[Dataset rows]
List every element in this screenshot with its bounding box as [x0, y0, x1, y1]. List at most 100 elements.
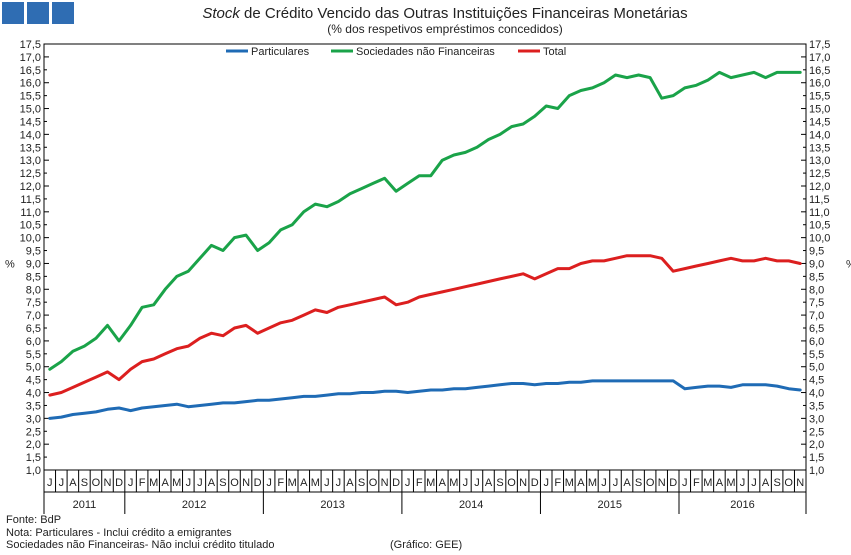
legend-label-3: Total — [543, 46, 566, 58]
y-tick-label-left: 14,5 — [20, 116, 41, 128]
y-tick-label-left: 7,5 — [26, 297, 41, 309]
y-tick-label-right: 10,5 — [809, 220, 830, 232]
x-year-label: 2011 — [73, 499, 97, 511]
chart-title: Stock de Crédito Vencido das Outras Inst… — [120, 5, 770, 22]
x-month-label: O — [507, 477, 516, 489]
x-month-label: N — [658, 477, 666, 489]
y-tick-label-right: 11,5 — [809, 194, 830, 206]
x-month-label: S — [219, 477, 226, 489]
x-month-label: M — [426, 477, 435, 489]
y-tick-label-left: 1,0 — [26, 465, 41, 477]
x-year-label: 2016 — [730, 499, 754, 511]
y-tick-label-right: 14,5 — [809, 116, 830, 128]
y-tick-label-left: 12,0 — [20, 181, 41, 193]
y-tick-label-right: 5,0 — [809, 362, 824, 374]
x-month-label: F — [554, 477, 561, 489]
y-tick-label-left: 15,0 — [20, 104, 41, 116]
x-month-label: M — [149, 477, 158, 489]
y-tick-label-right: 9,5 — [809, 246, 824, 258]
x-month-label: M — [726, 477, 735, 489]
x-month-label: J — [474, 477, 480, 489]
y-tick-label-right: 8,0 — [809, 284, 824, 296]
x-month-label: A — [346, 477, 354, 489]
x-month-label: D — [392, 477, 400, 489]
x-month-label: A — [439, 477, 447, 489]
y-tick-label-left: 13,5 — [20, 142, 41, 154]
x-month-label: A — [577, 477, 585, 489]
y-tick-label-left: 8,0 — [26, 284, 41, 296]
x-month-label: J — [751, 477, 757, 489]
y-tick-label-left: 6,0 — [26, 336, 41, 348]
logo-square-3 — [52, 2, 74, 24]
y-tick-label-right: 6,5 — [809, 323, 824, 335]
y-tick-label-right: 16,5 — [809, 65, 830, 77]
y-tick-label-left: 17,5 — [20, 39, 41, 51]
y-tick-label-left: 4,5 — [26, 375, 41, 387]
y-tick-label-right: 13,5 — [809, 142, 830, 154]
y-tick-label-right: 12,0 — [809, 181, 830, 193]
x-month-label: J — [59, 477, 65, 489]
x-year-label: 2014 — [459, 499, 483, 511]
y-tick-label-left: 2,0 — [26, 439, 41, 451]
x-month-label: D — [115, 477, 123, 489]
y-axis-unit-right: % — [846, 258, 851, 270]
footer-source: Fonte: BdP — [6, 514, 62, 526]
y-tick-label-right: 9,0 — [809, 258, 824, 270]
y-tick-label-right: 15,5 — [809, 91, 830, 103]
x-month-label: J — [740, 477, 746, 489]
y-tick-label-left: 5,0 — [26, 362, 41, 374]
y-axis-unit-left: % — [5, 258, 15, 270]
y-tick-label-right: 12,5 — [809, 168, 830, 180]
x-month-label: N — [104, 477, 112, 489]
series-line-3 — [48, 254, 802, 397]
y-tick-label-right: 8,5 — [809, 271, 824, 283]
y-tick-label-right: 17,0 — [809, 52, 830, 64]
x-month-label: D — [254, 477, 262, 489]
x-month-label: F — [139, 477, 146, 489]
x-month-label: M — [565, 477, 574, 489]
y-tick-label-right: 6,0 — [809, 336, 824, 348]
y-tick-label-left: 1,5 — [26, 452, 41, 464]
x-month-label: S — [496, 477, 503, 489]
y-tick-label-right: 2,0 — [809, 439, 824, 451]
y-tick-label-left: 11,5 — [20, 194, 41, 206]
x-month-label: J — [47, 477, 53, 489]
x-month-label: A — [716, 477, 724, 489]
y-tick-label-left: 10,0 — [20, 233, 41, 245]
x-month-label: M — [172, 477, 181, 489]
x-month-label: M — [703, 477, 712, 489]
y-tick-label-left: 9,5 — [26, 246, 41, 258]
y-tick-label-left: 4,0 — [26, 388, 41, 400]
x-year-label: 2015 — [597, 499, 621, 511]
chart-title-rest: de Crédito Vencido das Outras Instituiçõ… — [239, 5, 688, 22]
series-line-2 — [48, 70, 802, 371]
x-month-label: J — [613, 477, 619, 489]
x-month-label: O — [230, 477, 239, 489]
y-tick-label-left: 7,0 — [26, 310, 41, 322]
y-tick-label-left: 15,5 — [20, 91, 41, 103]
x-month-label: M — [588, 477, 597, 489]
x-month-label: J — [405, 477, 411, 489]
x-month-label: A — [485, 477, 493, 489]
y-tick-label-right: 3,0 — [809, 413, 824, 425]
x-month-label: O — [92, 477, 101, 489]
x-month-label: M — [311, 477, 320, 489]
x-month-label: J — [266, 477, 272, 489]
y-tick-label-left: 12,5 — [20, 168, 41, 180]
footer-credit: (Gráfico: GEE) — [390, 539, 463, 551]
footer-note-1: Nota: Particulares - Inclui crédito a em… — [6, 527, 232, 539]
logo-square-2 — [27, 2, 49, 24]
x-month-label: A — [623, 477, 631, 489]
y-tick-label-right: 2,5 — [809, 426, 824, 438]
x-month-label: J — [324, 477, 330, 489]
chart-title-italic: Stock — [202, 5, 240, 22]
y-tick-label-left: 10,5 — [20, 220, 41, 232]
chart-subtitle: (% dos respetivos empréstimos concedidos… — [327, 22, 563, 36]
x-month-label: F — [416, 477, 423, 489]
x-month-label: J — [197, 477, 203, 489]
x-month-label: J — [128, 477, 134, 489]
y-tick-label-right: 11,0 — [809, 207, 830, 219]
x-month-label: F — [693, 477, 700, 489]
y-tick-label-right: 13,0 — [809, 155, 830, 167]
x-month-label: J — [463, 477, 469, 489]
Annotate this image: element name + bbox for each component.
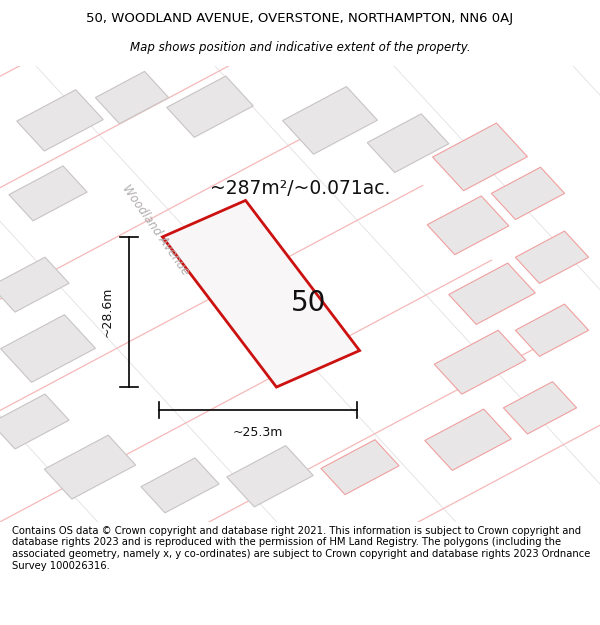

## [EXERCISE DIRECTIONS]
Reproduce all of the material above line for line, without changing anything, and omit the pictures.

## [WORKED ANSWER]
List every element in this screenshot with its bounding box as [x0, y0, x1, y1]. List at most 100 elements.
legend-label-3: Total — [543, 46, 566, 58]
y-tick-label-left: 14,5 — [20, 116, 41, 128]
y-tick-label-left: 7,5 — [26, 297, 41, 309]
y-tick-label-right: 10,5 — [809, 220, 830, 232]
x-year-label: 2011 — [73, 499, 97, 511]
chart-title: Stock de Crédito Vencido das Outras Inst… — [120, 5, 770, 22]
x-month-label: O — [507, 477, 516, 489]
x-month-label: N — [658, 477, 666, 489]
y-tick-label-right: 11,5 — [809, 194, 830, 206]
x-month-label: S — [219, 477, 226, 489]
x-month-label: M — [426, 477, 435, 489]
y-tick-label-left: 1,0 — [26, 465, 41, 477]
x-year-label: 2016 — [730, 499, 754, 511]
y-tick-label-right: 14,5 — [809, 116, 830, 128]
y-tick-label-left: 12,0 — [20, 181, 41, 193]
y-tick-label-right: 5,0 — [809, 362, 824, 374]
x-month-label: F — [554, 477, 561, 489]
y-tick-label-left: 15,0 — [20, 104, 41, 116]
x-month-label: M — [149, 477, 158, 489]
y-tick-label-right: 9,5 — [809, 246, 824, 258]
x-month-label: M — [726, 477, 735, 489]
x-month-label: J — [474, 477, 480, 489]
y-tick-label-right: 8,0 — [809, 284, 824, 296]
x-month-label: A — [346, 477, 354, 489]
x-month-label: D — [392, 477, 400, 489]
x-month-label: A — [439, 477, 447, 489]
y-tick-label-left: 13,5 — [20, 142, 41, 154]
x-month-label: A — [577, 477, 585, 489]
y-tick-label-left: 8,0 — [26, 284, 41, 296]
x-month-label: J — [751, 477, 757, 489]
y-tick-label-left: 6,0 — [26, 336, 41, 348]
logo-square-3 — [52, 2, 74, 24]
y-tick-label-right: 6,5 — [809, 323, 824, 335]
y-tick-label-right: 16,5 — [809, 65, 830, 77]
y-tick-label-left: 17,5 — [20, 39, 41, 51]
y-tick-label-left: 4,5 — [26, 375, 41, 387]
y-tick-label-right: 13,5 — [809, 142, 830, 154]
y-tick-label-right: 12,0 — [809, 181, 830, 193]
x-month-label: J — [59, 477, 65, 489]
x-year-label: 2014 — [459, 499, 483, 511]
y-tick-label-left: 2,0 — [26, 439, 41, 451]
x-month-label: D — [115, 477, 123, 489]
y-axis-unit-right: % — [846, 258, 851, 270]
footer-source: Fonte: BdP — [6, 514, 62, 526]
y-tick-label-right: 9,0 — [809, 258, 824, 270]
y-tick-label-right: 15,5 — [809, 91, 830, 103]
x-month-label: J — [740, 477, 746, 489]
y-tick-label-left: 5,0 — [26, 362, 41, 374]
y-axis-unit-left: % — [5, 258, 15, 270]
y-tick-label-right: 12,5 — [809, 168, 830, 180]
x-month-label: N — [104, 477, 112, 489]
series-line-3 — [48, 254, 802, 397]
y-tick-label-right: 8,5 — [809, 271, 824, 283]
y-tick-label-right: 17,0 — [809, 52, 830, 64]
x-month-label: D — [254, 477, 262, 489]
x-month-label: F — [139, 477, 146, 489]
x-month-label: M — [565, 477, 574, 489]
y-tick-label-right: 6,0 — [809, 336, 824, 348]
y-tick-label-left: 1,5 — [26, 452, 41, 464]
x-month-label: S — [496, 477, 503, 489]
y-tick-label-right: 2,0 — [809, 439, 824, 451]
y-tick-label-left: 11,5 — [20, 194, 41, 206]
x-month-label: J — [47, 477, 53, 489]
x-month-label: A — [716, 477, 724, 489]
y-tick-label-left: 10,0 — [20, 233, 41, 245]
x-month-label: M — [172, 477, 181, 489]
x-month-label: M — [703, 477, 712, 489]
y-tick-label-left: 9,5 — [26, 246, 41, 258]
y-tick-label-left: 4,0 — [26, 388, 41, 400]
x-year-label: 2015 — [597, 499, 621, 511]
chart-title-rest: de Crédito Vencido das Outras Instituiçõ… — [239, 5, 688, 22]
series-line-2 — [48, 70, 802, 371]
x-month-label: J — [613, 477, 619, 489]
x-month-label: O — [230, 477, 239, 489]
y-tick-label-left: 7,0 — [26, 310, 41, 322]
y-tick-label-left: 15,5 — [20, 91, 41, 103]
x-month-label: M — [588, 477, 597, 489]
x-month-label: J — [405, 477, 411, 489]
x-month-label: A — [485, 477, 493, 489]
y-tick-label-right: 3,0 — [809, 413, 824, 425]
x-month-label: O — [92, 477, 101, 489]
x-month-label: M — [311, 477, 320, 489]
x-month-label: J — [266, 477, 272, 489]
y-tick-label-left: 12,5 — [20, 168, 41, 180]
footer-credit: (Gráfico: GEE) — [390, 539, 463, 551]
footer-note-1: Nota: Particulares - Inclui crédito a em… — [6, 527, 232, 539]
logo-square-2 — [27, 2, 49, 24]
x-month-label: A — [623, 477, 631, 489]
y-tick-label-right: 2,5 — [809, 426, 824, 438]
x-month-label: J — [324, 477, 330, 489]
chart-title-italic: Stock — [202, 5, 240, 22]
y-tick-label-left: 10,5 — [20, 220, 41, 232]
chart-subtitle: (% dos respetivos empréstimos concedidos… — [327, 22, 563, 36]
x-month-label: F — [416, 477, 423, 489]
x-month-label: J — [197, 477, 203, 489]
x-month-label: J — [128, 477, 134, 489]
y-tick-label-right: 11,0 — [809, 207, 830, 219]
x-month-label: F — [693, 477, 700, 489]
y-tick-label-right: 13,0 — [809, 155, 830, 167]
x-month-label: J — [463, 477, 469, 489]
Annotate this image: element name + bbox for each component.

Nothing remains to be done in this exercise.